____ Material provided
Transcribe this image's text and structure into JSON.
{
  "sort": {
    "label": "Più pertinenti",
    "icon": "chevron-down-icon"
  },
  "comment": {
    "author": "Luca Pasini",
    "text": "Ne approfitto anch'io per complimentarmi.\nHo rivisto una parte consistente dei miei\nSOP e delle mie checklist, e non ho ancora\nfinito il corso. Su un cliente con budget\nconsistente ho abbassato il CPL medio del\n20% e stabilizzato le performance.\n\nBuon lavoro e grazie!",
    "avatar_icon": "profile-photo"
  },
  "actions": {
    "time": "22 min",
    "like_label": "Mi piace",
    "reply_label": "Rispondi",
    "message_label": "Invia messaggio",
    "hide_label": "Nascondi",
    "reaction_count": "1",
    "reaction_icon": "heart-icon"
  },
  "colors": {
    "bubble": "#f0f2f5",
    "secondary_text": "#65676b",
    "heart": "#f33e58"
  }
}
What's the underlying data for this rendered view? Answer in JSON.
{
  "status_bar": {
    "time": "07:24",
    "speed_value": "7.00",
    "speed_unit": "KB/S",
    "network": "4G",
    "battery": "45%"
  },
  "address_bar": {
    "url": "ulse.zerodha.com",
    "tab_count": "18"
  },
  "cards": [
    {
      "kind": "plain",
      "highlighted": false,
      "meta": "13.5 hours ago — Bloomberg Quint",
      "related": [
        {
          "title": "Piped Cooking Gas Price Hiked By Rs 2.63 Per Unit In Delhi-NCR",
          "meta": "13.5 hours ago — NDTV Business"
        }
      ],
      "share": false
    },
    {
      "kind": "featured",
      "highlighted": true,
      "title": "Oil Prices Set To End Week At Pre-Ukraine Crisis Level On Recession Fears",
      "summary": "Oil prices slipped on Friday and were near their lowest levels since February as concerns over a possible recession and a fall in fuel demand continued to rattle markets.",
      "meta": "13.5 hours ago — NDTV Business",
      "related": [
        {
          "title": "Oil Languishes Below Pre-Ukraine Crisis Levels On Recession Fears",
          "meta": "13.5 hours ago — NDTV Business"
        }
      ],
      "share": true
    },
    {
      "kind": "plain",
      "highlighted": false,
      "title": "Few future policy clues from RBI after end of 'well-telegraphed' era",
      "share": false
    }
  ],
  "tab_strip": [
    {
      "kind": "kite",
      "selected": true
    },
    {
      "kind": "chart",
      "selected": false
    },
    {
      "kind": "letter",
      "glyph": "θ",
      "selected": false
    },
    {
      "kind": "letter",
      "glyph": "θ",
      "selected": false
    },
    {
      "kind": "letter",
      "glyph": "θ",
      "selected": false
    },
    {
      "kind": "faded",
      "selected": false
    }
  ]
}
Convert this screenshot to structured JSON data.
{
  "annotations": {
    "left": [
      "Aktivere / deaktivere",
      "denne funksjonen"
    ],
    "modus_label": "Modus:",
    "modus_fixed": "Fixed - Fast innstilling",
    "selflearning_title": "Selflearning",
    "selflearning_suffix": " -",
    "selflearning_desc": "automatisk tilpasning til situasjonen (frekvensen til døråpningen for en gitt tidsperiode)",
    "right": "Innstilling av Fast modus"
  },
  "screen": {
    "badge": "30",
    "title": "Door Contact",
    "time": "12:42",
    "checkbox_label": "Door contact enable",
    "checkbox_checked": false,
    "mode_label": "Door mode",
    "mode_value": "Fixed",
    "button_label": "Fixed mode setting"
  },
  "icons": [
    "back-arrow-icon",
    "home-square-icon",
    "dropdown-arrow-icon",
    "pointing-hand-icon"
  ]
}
________
## Exercise prompt
Extract the complete listing above, reproducing each line exactly.

## Task response
Transcribe this image's text and structure into JSON.
{
  "sort": {
    "label": "Più pertinenti",
    "icon": "chevron-down-icon"
  },
  "comment": {
    "author": "Luca Pasini",
    "text": "Ne approfitto anch'io per complimentarmi.\nHo rivisto una parte consistente dei miei\nSOP e delle mie checklist, e non ho ancora\nfinito il corso. Su un cliente con budget\nconsistente ho abbassato il CPL medio del\n20% e stabilizzato le performance.\n\nBuon lavoro e grazie!",
    "avatar_icon": "profile-photo"
  },
  "actions": {
    "time": "22 min",
    "like_label": "Mi piace",
    "reply_label": "Rispondi",
    "message_label": "Invia messaggio",
    "hide_label": "Nascondi",
    "reaction_count": "1",
    "reaction_icon": "heart-icon"
  },
  "colors": {
    "bubble": "#f0f2f5",
    "secondary_text": "#65676b",
    "heart": "#f33e58"
  }
}
What's the underlying data for this rendered view? Answer in JSON.
{
  "status_bar": {
    "time": "07:24",
    "speed_value": "7.00",
    "speed_unit": "KB/S",
    "network": "4G",
    "battery": "45%"
  },
  "address_bar": {
    "url": "ulse.zerodha.com",
    "tab_count": "18"
  },
  "cards": [
    {
      "kind": "plain",
      "highlighted": false,
      "meta": "13.5 hours ago — Bloomberg Quint",
      "related": [
        {
          "title": "Piped Cooking Gas Price Hiked By Rs 2.63 Per Unit In Delhi-NCR",
          "meta": "13.5 hours ago — NDTV Business"
        }
      ],
      "share": false
    },
    {
      "kind": "featured",
      "highlighted": true,
      "title": "Oil Prices Set To End Week At Pre-Ukraine Crisis Level On Recession Fears",
      "summary": "Oil prices slipped on Friday and were near their lowest levels since February as concerns over a possible recession and a fall in fuel demand continued to rattle markets.",
      "meta": "13.5 hours ago — NDTV Business",
      "related": [
        {
          "title": "Oil Languishes Below Pre-Ukraine Crisis Levels On Recession Fears",
          "meta": "13.5 hours ago — NDTV Business"
        }
      ],
      "share": true
    },
    {
      "kind": "plain",
      "highlighted": false,
      "title": "Few future policy clues from RBI after end of 'well-telegraphed' era",
      "share": false
    }
  ],
  "tab_strip": [
    {
      "kind": "kite",
      "selected": true
    },
    {
      "kind": "chart",
      "selected": false
    },
    {
      "kind": "letter",
      "glyph": "θ",
      "selected": false
    },
    {
      "kind": "letter",
      "glyph": "θ",
      "selected": false
    },
    {
      "kind": "letter",
      "glyph": "θ",
      "selected": false
    },
    {
      "kind": "faded",
      "selected": false
    }
  ]
}
Convert this screenshot to structured JSON data.
{
  "annotations": {
    "left": [
      "Aktivere / deaktivere",
      "denne funksjonen"
    ],
    "modus_label": "Modus:",
    "modus_fixed": "Fixed - Fast innstilling",
    "selflearning_title": "Selflearning",
    "selflearning_suffix": " -",
    "selflearning_desc": "automatisk tilpasning til situasjonen (frekvensen til døråpningen for en gitt tidsperiode)",
    "right": "Innstilling av Fast modus"
  },
  "screen": {
    "badge": "30",
    "title": "Door Contact",
    "time": "12:42",
    "checkbox_label": "Door contact enable",
    "checkbox_checked": false,
    "mode_label": "Door mode",
    "mode_value": "Fixed",
    "button_label": "Fixed mode setting"
  },
  "icons": [
    "back-arrow-icon",
    "home-square-icon",
    "dropdown-arrow-icon",
    "pointing-hand-icon"
  ]
}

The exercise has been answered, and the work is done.